»»
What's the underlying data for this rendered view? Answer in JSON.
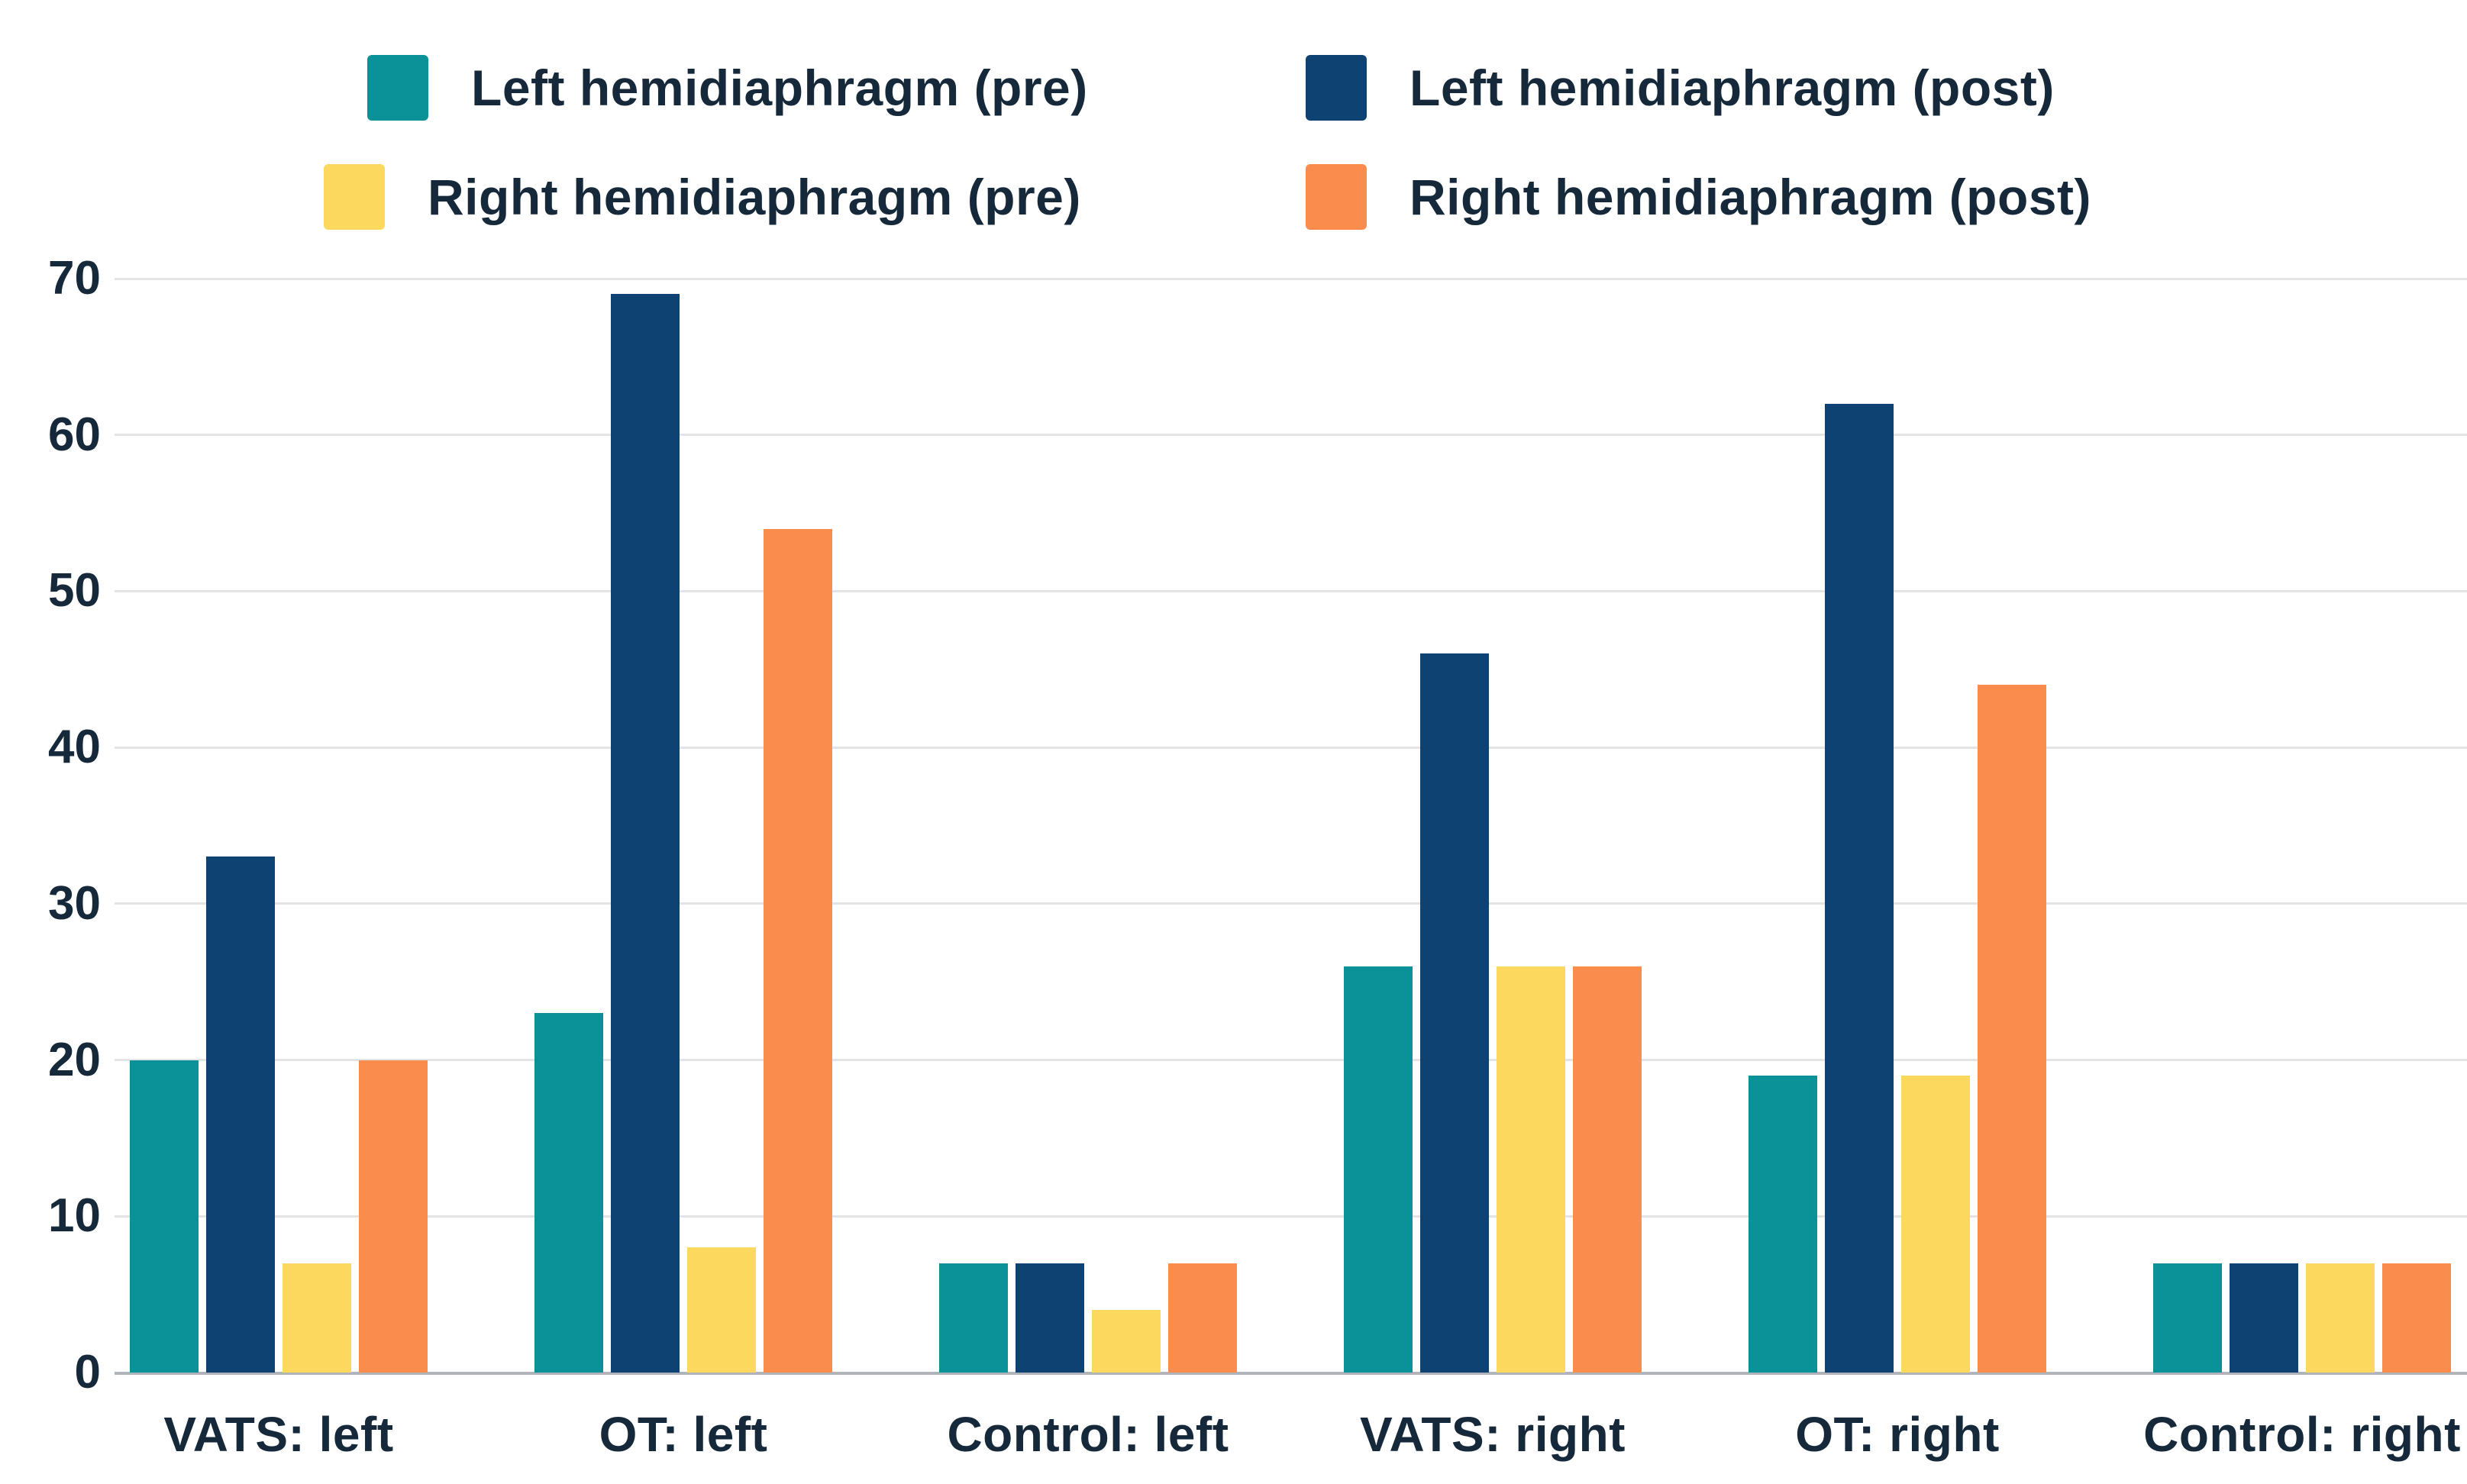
{
  "chart_data": {
    "type": "bar",
    "title": "",
    "xlabel": "",
    "ylabel": "",
    "categories": [
      "VATS: left",
      "OT: left",
      "Control: left",
      "VATS: right",
      "OT: right",
      "Control: right"
    ],
    "series": [
      {
        "name": "Left hemidiaphragm (pre)",
        "color": "#0a9298",
        "values": [
          20,
          23,
          7,
          26,
          19,
          7
        ]
      },
      {
        "name": "Left hemidiaphragm (post)",
        "color": "#0d4272",
        "values": [
          33,
          69,
          7,
          46,
          62,
          7
        ]
      },
      {
        "name": "Right hemidiaphragm (pre)",
        "color": "#fcd95e",
        "values": [
          7,
          8,
          4,
          26,
          19,
          7
        ]
      },
      {
        "name": "Right hemidiaphragm (post)",
        "color": "#fa8d4d",
        "values": [
          20,
          54,
          7,
          26,
          44,
          7
        ]
      }
    ],
    "ylim": [
      0,
      70
    ],
    "yticks": [
      0,
      10,
      20,
      30,
      40,
      50,
      60,
      70
    ],
    "grid": true,
    "legend_position": "top",
    "colors": {
      "text": "#16293b",
      "gridline": "#e3e4e6",
      "baseline": "#aeb4b9",
      "background": "#ffffff"
    }
  }
}
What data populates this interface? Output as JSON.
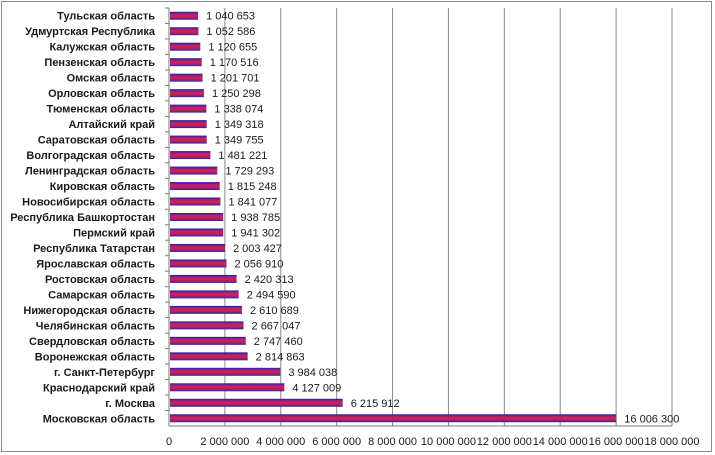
{
  "chart_data": {
    "type": "bar",
    "orientation": "horizontal",
    "title": "",
    "xlabel": "",
    "ylabel": "",
    "xlim": [
      0,
      18000000
    ],
    "x_tick_values": [
      0,
      2000000,
      4000000,
      6000000,
      8000000,
      10000000,
      12000000,
      14000000,
      16000000,
      18000000
    ],
    "x_tick_labels": [
      "0",
      "2 000 000",
      "4 000 000",
      "6 000 000",
      "8 000 000",
      "10 000 000",
      "12 000 000",
      "14 000 000",
      "16 000 000",
      "18 000 000"
    ],
    "grid": "vertical",
    "legend": "none",
    "bar_colors": {
      "top": "#1f1fb4",
      "middle": "#c8205a",
      "bottom": "#2a2aa0"
    },
    "categories": [
      "Тульская  область",
      "Удмуртская  Республика",
      "Калужская  область",
      "Пензенская  область",
      "Омская  область",
      "Орловская  область",
      "Тюменская  область",
      "Алтайский  край",
      "Саратовская  область",
      "Волгоградская  область",
      "Ленинградская  область",
      "Кировская  область",
      "Новосибирская  область",
      "Республика  Башкортостан",
      "Пермский  край",
      "Республика  Татарстан",
      "Ярославская  область",
      "Ростовская  область",
      "Самарская  область",
      "Нижегородская  область",
      "Челябинская  область",
      "Свердловская  область",
      "Воронежская  область",
      "г. Санкт-Петербург",
      "Краснодарский  край",
      "г. Москва",
      "Московская  область"
    ],
    "values": [
      1040653,
      1052586,
      1120655,
      1170516,
      1201701,
      1250298,
      1338074,
      1349318,
      1349755,
      1481221,
      1729293,
      1815248,
      1841077,
      1938785,
      1941302,
      2003427,
      2056910,
      2420313,
      2494590,
      2610689,
      2667047,
      2747460,
      2814863,
      3984038,
      4127009,
      6215912,
      16006300
    ],
    "data_labels": [
      "1 040 653",
      "1 052 586",
      "1 120 655",
      "1 170 516",
      "1 201 701",
      "1 250 298",
      "1 338 074",
      "1 349 318",
      "1 349 755",
      "1 481 221",
      "1 729 293",
      "1 815 248",
      "1 841 077",
      "1 938 785",
      "1 941 302",
      "2 003 427",
      "2 056 910",
      "2 420 313",
      "2 494 590",
      "2 610 689",
      "2 667 047",
      "2 747 460",
      "2 814 863",
      "3 984 038",
      "4 127 009",
      "6 215 912",
      "16 006 300"
    ]
  }
}
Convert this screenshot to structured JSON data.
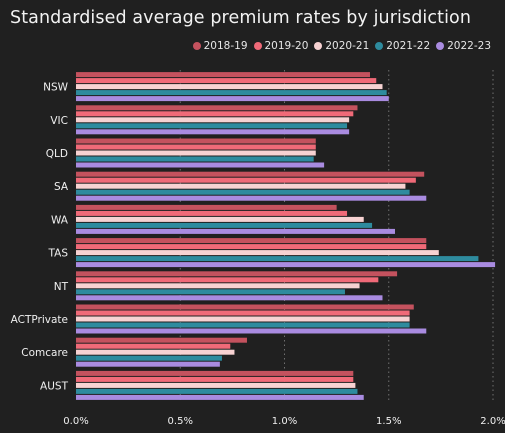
{
  "title": "Standardised average premium rates by jurisdiction",
  "chart_data": {
    "type": "bar",
    "orientation": "horizontal",
    "title": "Standardised average premium rates by jurisdiction",
    "categories": [
      "NSW",
      "VIC",
      "QLD",
      "SA",
      "WA",
      "TAS",
      "NT",
      "ACTPrivate",
      "Comcare",
      "AUST"
    ],
    "series": [
      {
        "name": "2018-19",
        "color": "#c4525e",
        "values": [
          1.41,
          1.35,
          1.15,
          1.67,
          1.25,
          1.68,
          1.54,
          1.62,
          0.82,
          1.33
        ]
      },
      {
        "name": "2019-20",
        "color": "#f06a78",
        "values": [
          1.44,
          1.33,
          1.15,
          1.63,
          1.3,
          1.68,
          1.45,
          1.6,
          0.74,
          1.33
        ]
      },
      {
        "name": "2020-21",
        "color": "#f7d2d2",
        "values": [
          1.47,
          1.31,
          1.15,
          1.58,
          1.38,
          1.74,
          1.36,
          1.6,
          0.76,
          1.34
        ]
      },
      {
        "name": "2021-22",
        "color": "#2e8b9e",
        "values": [
          1.49,
          1.3,
          1.14,
          1.6,
          1.42,
          1.93,
          1.29,
          1.6,
          0.7,
          1.35
        ]
      },
      {
        "name": "2022-23",
        "color": "#a98be0",
        "values": [
          1.5,
          1.31,
          1.19,
          1.68,
          1.53,
          2.01,
          1.47,
          1.68,
          0.69,
          1.38
        ]
      }
    ],
    "x_ticks": [
      "0.0%",
      "0.5%",
      "1.0%",
      "1.5%",
      "2.0%"
    ],
    "x_tick_values": [
      0,
      0.5,
      1.0,
      1.5,
      2.0
    ],
    "xlim": [
      0,
      2.0
    ],
    "xlabel": "",
    "ylabel": "",
    "grid": "vertical dotted",
    "legend_position": "top-right"
  }
}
««
PROBLEM STATEMENT: Above are the records. Copy every line in them holding "What".

ANSWER TO THE EXERCISE:
What's the underlying data for this rendered view? Answer in JSON.
What data populates this interface? Output as JSON.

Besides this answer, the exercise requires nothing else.